▶ DATASET ENTRIES:
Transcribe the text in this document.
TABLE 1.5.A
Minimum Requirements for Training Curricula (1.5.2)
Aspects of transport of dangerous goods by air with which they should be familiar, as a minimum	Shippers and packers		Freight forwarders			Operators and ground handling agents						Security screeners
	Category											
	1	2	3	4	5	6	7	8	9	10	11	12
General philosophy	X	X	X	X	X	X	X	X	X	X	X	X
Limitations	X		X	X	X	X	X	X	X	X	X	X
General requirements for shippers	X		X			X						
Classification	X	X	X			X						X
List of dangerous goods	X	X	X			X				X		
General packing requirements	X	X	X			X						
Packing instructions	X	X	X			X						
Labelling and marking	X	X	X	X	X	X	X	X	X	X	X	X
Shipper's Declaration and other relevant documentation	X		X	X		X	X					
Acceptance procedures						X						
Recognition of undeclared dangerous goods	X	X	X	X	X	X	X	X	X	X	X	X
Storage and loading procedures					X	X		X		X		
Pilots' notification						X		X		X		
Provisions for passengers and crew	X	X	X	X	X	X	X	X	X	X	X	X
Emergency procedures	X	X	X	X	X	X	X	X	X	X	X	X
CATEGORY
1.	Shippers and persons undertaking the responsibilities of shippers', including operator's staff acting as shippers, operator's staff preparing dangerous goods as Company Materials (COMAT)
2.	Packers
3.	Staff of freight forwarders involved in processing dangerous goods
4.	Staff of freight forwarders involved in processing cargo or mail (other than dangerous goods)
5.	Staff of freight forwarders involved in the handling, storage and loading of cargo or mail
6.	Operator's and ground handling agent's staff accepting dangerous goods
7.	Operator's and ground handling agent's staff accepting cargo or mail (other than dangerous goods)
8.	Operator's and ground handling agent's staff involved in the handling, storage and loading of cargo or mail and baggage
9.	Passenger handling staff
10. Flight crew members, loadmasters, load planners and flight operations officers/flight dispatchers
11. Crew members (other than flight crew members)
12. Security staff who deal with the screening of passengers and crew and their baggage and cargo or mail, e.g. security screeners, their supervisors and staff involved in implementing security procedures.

▶ EXERCISE DETAILS: Find and copy each line above that includes the string "processing".

▶ RESULT OF THE EXERCISE:
3.	Staff of freight forwarders involved in processing dangerous goods
4.	Staff of freight forwarders involved in processing cargo or mail (other than dangerous goods)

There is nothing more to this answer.